Problem to work on – Copy the lines below verbatim, beginning with the line that includes "Convert this screenshot" and continuing to the end; leave out everything before it.

Rows –
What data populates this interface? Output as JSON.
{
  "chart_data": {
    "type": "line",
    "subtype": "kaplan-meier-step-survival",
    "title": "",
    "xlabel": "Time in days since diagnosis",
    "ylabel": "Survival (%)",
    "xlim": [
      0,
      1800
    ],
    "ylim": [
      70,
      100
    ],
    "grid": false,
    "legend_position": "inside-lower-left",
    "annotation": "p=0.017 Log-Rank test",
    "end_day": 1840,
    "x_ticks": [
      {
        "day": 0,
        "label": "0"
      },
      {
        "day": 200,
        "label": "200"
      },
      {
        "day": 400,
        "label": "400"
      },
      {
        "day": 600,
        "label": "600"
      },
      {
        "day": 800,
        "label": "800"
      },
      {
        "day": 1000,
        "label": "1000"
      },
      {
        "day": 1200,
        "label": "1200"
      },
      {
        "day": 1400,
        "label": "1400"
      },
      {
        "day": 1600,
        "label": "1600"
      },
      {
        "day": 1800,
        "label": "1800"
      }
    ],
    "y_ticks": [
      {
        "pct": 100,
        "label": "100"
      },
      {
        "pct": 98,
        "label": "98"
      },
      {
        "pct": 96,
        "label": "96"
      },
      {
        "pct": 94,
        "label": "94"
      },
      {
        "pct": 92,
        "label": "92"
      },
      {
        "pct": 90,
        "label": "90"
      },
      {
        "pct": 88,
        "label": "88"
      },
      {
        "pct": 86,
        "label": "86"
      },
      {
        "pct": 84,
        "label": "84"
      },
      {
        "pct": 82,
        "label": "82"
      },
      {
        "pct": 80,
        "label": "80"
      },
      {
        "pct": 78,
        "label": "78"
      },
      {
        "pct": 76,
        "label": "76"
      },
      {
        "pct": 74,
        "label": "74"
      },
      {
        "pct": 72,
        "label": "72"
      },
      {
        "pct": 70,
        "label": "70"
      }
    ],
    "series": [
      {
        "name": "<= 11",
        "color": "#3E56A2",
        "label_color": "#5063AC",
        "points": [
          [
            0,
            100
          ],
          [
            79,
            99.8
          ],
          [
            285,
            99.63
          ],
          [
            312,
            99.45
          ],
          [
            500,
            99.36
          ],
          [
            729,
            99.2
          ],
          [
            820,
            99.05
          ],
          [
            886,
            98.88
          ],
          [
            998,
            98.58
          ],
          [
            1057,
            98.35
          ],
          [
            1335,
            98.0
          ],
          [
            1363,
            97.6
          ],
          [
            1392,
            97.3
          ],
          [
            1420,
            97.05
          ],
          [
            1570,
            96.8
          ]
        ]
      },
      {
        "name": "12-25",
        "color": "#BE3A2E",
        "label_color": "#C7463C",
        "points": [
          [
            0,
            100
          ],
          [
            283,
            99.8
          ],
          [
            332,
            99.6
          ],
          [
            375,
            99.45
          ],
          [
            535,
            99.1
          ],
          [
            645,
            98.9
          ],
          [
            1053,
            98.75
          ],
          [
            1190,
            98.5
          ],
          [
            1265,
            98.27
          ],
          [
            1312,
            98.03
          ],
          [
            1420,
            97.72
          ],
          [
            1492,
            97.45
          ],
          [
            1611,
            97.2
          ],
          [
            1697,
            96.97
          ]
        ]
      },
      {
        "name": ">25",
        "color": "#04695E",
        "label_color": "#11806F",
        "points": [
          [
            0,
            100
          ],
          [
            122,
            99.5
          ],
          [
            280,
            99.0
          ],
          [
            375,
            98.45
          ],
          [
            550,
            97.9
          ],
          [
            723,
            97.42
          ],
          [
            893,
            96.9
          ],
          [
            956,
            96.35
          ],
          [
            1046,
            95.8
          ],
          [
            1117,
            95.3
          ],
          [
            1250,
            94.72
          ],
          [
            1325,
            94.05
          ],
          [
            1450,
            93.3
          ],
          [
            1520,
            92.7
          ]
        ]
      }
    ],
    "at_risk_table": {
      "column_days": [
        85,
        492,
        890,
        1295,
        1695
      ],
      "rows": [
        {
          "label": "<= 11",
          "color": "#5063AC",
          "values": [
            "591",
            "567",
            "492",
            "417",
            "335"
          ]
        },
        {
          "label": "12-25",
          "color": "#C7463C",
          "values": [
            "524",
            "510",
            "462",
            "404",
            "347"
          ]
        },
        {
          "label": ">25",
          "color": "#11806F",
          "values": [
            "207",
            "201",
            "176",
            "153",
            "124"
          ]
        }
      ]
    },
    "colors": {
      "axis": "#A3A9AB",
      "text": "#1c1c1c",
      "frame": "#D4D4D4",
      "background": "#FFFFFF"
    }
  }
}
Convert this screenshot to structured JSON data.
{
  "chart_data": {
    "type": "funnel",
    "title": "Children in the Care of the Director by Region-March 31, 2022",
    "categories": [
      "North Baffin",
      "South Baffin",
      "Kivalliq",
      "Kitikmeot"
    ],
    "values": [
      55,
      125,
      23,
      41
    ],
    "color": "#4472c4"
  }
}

Exercise answer –
Convert this screenshot to structured JSON data.
{
  "chart_data": {
    "type": "funnel",
    "title": "Children in the Care of the Director by Region-March 31, 2022",
    "categories": [
      "North Baffin",
      "South Baffin",
      "Kivalliq",
      "Kitikmeot"
    ],
    "values": [
      55,
      125,
      23,
      41
    ],
    "color": "#4472c4"
  }
}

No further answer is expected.